## Task
Could every line of the data be printed exactly as it reads?

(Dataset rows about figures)
--- START ---
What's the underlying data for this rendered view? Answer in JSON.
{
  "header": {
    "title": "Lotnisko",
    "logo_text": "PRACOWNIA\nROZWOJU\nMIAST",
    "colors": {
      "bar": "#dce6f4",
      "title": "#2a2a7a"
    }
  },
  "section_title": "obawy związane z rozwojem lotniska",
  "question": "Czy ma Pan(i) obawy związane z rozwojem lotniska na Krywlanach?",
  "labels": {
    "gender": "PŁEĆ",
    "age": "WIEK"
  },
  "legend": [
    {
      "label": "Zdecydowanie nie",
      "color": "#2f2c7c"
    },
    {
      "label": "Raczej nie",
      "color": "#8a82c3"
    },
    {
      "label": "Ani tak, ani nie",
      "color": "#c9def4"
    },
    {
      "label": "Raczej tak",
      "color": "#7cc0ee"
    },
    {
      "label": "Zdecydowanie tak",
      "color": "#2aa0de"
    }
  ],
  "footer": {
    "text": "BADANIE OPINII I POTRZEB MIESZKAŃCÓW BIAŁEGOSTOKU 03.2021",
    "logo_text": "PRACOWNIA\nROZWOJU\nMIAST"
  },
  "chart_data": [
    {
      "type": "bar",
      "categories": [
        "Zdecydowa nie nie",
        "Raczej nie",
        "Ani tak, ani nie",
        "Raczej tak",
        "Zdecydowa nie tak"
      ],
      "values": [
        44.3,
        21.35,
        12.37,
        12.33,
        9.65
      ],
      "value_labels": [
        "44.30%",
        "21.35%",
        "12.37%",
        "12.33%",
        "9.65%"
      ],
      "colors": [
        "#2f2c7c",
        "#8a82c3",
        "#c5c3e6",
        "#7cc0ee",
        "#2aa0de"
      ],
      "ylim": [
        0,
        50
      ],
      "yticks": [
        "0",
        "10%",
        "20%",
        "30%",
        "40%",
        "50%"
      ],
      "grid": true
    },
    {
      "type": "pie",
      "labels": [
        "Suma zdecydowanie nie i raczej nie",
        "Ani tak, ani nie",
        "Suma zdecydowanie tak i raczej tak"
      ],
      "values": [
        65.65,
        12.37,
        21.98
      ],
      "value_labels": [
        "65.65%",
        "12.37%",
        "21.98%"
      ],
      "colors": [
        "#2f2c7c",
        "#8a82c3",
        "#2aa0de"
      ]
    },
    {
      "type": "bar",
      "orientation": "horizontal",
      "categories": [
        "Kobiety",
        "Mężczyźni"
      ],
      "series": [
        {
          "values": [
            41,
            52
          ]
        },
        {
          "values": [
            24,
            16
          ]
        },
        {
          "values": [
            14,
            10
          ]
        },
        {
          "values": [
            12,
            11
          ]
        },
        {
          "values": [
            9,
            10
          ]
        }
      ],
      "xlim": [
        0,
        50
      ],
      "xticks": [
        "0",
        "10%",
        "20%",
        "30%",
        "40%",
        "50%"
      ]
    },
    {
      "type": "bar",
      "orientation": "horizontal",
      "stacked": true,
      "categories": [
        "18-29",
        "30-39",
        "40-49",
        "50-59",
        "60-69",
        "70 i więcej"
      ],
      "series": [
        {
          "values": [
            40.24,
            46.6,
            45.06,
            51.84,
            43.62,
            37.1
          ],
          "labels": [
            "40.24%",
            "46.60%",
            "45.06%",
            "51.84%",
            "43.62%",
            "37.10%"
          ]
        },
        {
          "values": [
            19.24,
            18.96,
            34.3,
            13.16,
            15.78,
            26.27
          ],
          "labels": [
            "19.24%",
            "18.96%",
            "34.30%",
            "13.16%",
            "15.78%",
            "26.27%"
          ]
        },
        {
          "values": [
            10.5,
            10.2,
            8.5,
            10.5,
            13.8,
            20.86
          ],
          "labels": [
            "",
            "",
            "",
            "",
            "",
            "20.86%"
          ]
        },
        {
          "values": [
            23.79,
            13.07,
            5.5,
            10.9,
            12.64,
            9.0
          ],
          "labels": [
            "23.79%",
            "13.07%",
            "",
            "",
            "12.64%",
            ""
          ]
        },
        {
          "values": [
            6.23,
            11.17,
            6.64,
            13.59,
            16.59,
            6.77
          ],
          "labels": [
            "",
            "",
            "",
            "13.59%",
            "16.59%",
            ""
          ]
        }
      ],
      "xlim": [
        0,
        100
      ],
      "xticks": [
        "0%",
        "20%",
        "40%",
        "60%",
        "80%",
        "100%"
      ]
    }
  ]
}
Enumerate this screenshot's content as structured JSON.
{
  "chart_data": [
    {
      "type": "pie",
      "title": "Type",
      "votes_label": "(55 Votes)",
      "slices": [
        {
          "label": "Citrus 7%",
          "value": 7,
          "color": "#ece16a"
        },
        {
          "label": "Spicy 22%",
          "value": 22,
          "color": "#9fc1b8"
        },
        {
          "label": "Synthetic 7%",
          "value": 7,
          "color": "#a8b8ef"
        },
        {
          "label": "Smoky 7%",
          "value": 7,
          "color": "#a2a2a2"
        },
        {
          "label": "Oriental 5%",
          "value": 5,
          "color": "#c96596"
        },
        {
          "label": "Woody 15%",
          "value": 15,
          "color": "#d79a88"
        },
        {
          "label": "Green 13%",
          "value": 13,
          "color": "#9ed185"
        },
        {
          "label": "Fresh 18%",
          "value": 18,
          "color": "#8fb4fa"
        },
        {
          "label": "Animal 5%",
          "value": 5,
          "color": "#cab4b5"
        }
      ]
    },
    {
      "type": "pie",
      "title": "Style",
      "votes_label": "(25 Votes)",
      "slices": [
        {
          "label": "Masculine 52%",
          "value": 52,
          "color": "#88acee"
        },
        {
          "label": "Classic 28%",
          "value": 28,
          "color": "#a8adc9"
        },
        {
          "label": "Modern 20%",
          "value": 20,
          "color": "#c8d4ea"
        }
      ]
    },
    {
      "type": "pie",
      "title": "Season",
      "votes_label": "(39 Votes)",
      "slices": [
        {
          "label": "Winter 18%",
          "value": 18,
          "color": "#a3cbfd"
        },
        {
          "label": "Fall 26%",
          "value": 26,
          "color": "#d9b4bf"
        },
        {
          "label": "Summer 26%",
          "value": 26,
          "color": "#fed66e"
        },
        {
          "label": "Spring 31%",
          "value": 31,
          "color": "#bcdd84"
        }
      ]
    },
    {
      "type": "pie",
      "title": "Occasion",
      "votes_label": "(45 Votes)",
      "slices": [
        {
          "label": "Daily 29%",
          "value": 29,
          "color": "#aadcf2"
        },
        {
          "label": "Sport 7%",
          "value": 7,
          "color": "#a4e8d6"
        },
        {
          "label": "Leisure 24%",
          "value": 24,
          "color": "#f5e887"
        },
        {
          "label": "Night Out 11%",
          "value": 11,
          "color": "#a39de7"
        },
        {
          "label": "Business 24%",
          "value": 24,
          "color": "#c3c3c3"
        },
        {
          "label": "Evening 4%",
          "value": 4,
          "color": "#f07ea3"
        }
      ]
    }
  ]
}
--- END ---
## Answer to the problem
What's the underlying data for this rendered view? Answer in JSON.
{
  "header": {
    "title": "Lotnisko",
    "logo_text": "PRACOWNIA\nROZWOJU\nMIAST",
    "colors": {
      "bar": "#dce6f4",
      "title": "#2a2a7a"
    }
  },
  "section_title": "obawy związane z rozwojem lotniska",
  "question": "Czy ma Pan(i) obawy związane z rozwojem lotniska na Krywlanach?",
  "labels": {
    "gender": "PŁEĆ",
    "age": "WIEK"
  },
  "legend": [
    {
      "label": "Zdecydowanie nie",
      "color": "#2f2c7c"
    },
    {
      "label": "Raczej nie",
      "color": "#8a82c3"
    },
    {
      "label": "Ani tak, ani nie",
      "color": "#c9def4"
    },
    {
      "label": "Raczej tak",
      "color": "#7cc0ee"
    },
    {
      "label": "Zdecydowanie tak",
      "color": "#2aa0de"
    }
  ],
  "footer": {
    "text": "BADANIE OPINII I POTRZEB MIESZKAŃCÓW BIAŁEGOSTOKU 03.2021",
    "logo_text": "PRACOWNIA\nROZWOJU\nMIAST"
  },
  "chart_data": [
    {
      "type": "bar",
      "categories": [
        "Zdecydowa nie nie",
        "Raczej nie",
        "Ani tak, ani nie",
        "Raczej tak",
        "Zdecydowa nie tak"
      ],
      "values": [
        44.3,
        21.35,
        12.37,
        12.33,
        9.65
      ],
      "value_labels": [
        "44.30%",
        "21.35%",
        "12.37%",
        "12.33%",
        "9.65%"
      ],
      "colors": [
        "#2f2c7c",
        "#8a82c3",
        "#c5c3e6",
        "#7cc0ee",
        "#2aa0de"
      ],
      "ylim": [
        0,
        50
      ],
      "yticks": [
        "0",
        "10%",
        "20%",
        "30%",
        "40%",
        "50%"
      ],
      "grid": true
    },
    {
      "type": "pie",
      "labels": [
        "Suma zdecydowanie nie i raczej nie",
        "Ani tak, ani nie",
        "Suma zdecydowanie tak i raczej tak"
      ],
      "values": [
        65.65,
        12.37,
        21.98
      ],
      "value_labels": [
        "65.65%",
        "12.37%",
        "21.98%"
      ],
      "colors": [
        "#2f2c7c",
        "#8a82c3",
        "#2aa0de"
      ]
    },
    {
      "type": "bar",
      "orientation": "horizontal",
      "categories": [
        "Kobiety",
        "Mężczyźni"
      ],
      "series": [
        {
          "values": [
            41,
            52
          ]
        },
        {
          "values": [
            24,
            16
          ]
        },
        {
          "values": [
            14,
            10
          ]
        },
        {
          "values": [
            12,
            11
          ]
        },
        {
          "values": [
            9,
            10
          ]
        }
      ],
      "xlim": [
        0,
        50
      ],
      "xticks": [
        "0",
        "10%",
        "20%",
        "30%",
        "40%",
        "50%"
      ]
    },
    {
      "type": "bar",
      "orientation": "horizontal",
      "stacked": true,
      "categories": [
        "18-29",
        "30-39",
        "40-49",
        "50-59",
        "60-69",
        "70 i więcej"
      ],
      "series": [
        {
          "values": [
            40.24,
            46.6,
            45.06,
            51.84,
            43.62,
            37.1
          ],
          "labels": [
            "40.24%",
            "46.60%",
            "45.06%",
            "51.84%",
            "43.62%",
            "37.10%"
          ]
        },
        {
          "values": [
            19.24,
            18.96,
            34.3,
            13.16,
            15.78,
            26.27
          ],
          "labels": [
            "19.24%",
            "18.96%",
            "34.30%",
            "13.16%",
            "15.78%",
            "26.27%"
          ]
        },
        {
          "values": [
            10.5,
            10.2,
            8.5,
            10.5,
            13.8,
            20.86
          ],
          "labels": [
            "",
            "",
            "",
            "",
            "",
            "20.86%"
          ]
        },
        {
          "values": [
            23.79,
            13.07,
            5.5,
            10.9,
            12.64,
            9.0
          ],
          "labels": [
            "23.79%",
            "13.07%",
            "",
            "",
            "12.64%",
            ""
          ]
        },
        {
          "values": [
            6.23,
            11.17,
            6.64,
            13.59,
            16.59,
            6.77
          ],
          "labels": [
            "",
            "",
            "",
            "13.59%",
            "16.59%",
            ""
          ]
        }
      ],
      "xlim": [
        0,
        100
      ],
      "xticks": [
        "0%",
        "20%",
        "40%",
        "60%",
        "80%",
        "100%"
      ]
    }
  ]
}
Enumerate this screenshot's content as structured JSON.
{
  "chart_data": [
    {
      "type": "pie",
      "title": "Type",
      "votes_label": "(55 Votes)",
      "slices": [
        {
          "label": "Citrus 7%",
          "value": 7,
          "color": "#ece16a"
        },
        {
          "label": "Spicy 22%",
          "value": 22,
          "color": "#9fc1b8"
        },
        {
          "label": "Synthetic 7%",
          "value": 7,
          "color": "#a8b8ef"
        },
        {
          "label": "Smoky 7%",
          "value": 7,
          "color": "#a2a2a2"
        },
        {
          "label": "Oriental 5%",
          "value": 5,
          "color": "#c96596"
        },
        {
          "label": "Woody 15%",
          "value": 15,
          "color": "#d79a88"
        },
        {
          "label": "Green 13%",
          "value": 13,
          "color": "#9ed185"
        },
        {
          "label": "Fresh 18%",
          "value": 18,
          "color": "#8fb4fa"
        },
        {
          "label": "Animal 5%",
          "value": 5,
          "color": "#cab4b5"
        }
      ]
    },
    {
      "type": "pie",
      "title": "Style",
      "votes_label": "(25 Votes)",
      "slices": [
        {
          "label": "Masculine 52%",
          "value": 52,
          "color": "#88acee"
        },
        {
          "label": "Classic 28%",
          "value": 28,
          "color": "#a8adc9"
        },
        {
          "label": "Modern 20%",
          "value": 20,
          "color": "#c8d4ea"
        }
      ]
    },
    {
      "type": "pie",
      "title": "Season",
      "votes_label": "(39 Votes)",
      "slices": [
        {
          "label": "Winter 18%",
          "value": 18,
          "color": "#a3cbfd"
        },
        {
          "label": "Fall 26%",
          "value": 26,
          "color": "#d9b4bf"
        },
        {
          "label": "Summer 26%",
          "value": 26,
          "color": "#fed66e"
        },
        {
          "label": "Spring 31%",
          "value": 31,
          "color": "#bcdd84"
        }
      ]
    },
    {
      "type": "pie",
      "title": "Occasion",
      "votes_label": "(45 Votes)",
      "slices": [
        {
          "label": "Daily 29%",
          "value": 29,
          "color": "#aadcf2"
        },
        {
          "label": "Sport 7%",
          "value": 7,
          "color": "#a4e8d6"
        },
        {
          "label": "Leisure 24%",
          "value": 24,
          "color": "#f5e887"
        },
        {
          "label": "Night Out 11%",
          "value": 11,
          "color": "#a39de7"
        },
        {
          "label": "Business 24%",
          "value": 24,
          "color": "#c3c3c3"
        },
        {
          "label": "Evening 4%",
          "value": 4,
          "color": "#f07ea3"
        }
      ]
    }
  ]
}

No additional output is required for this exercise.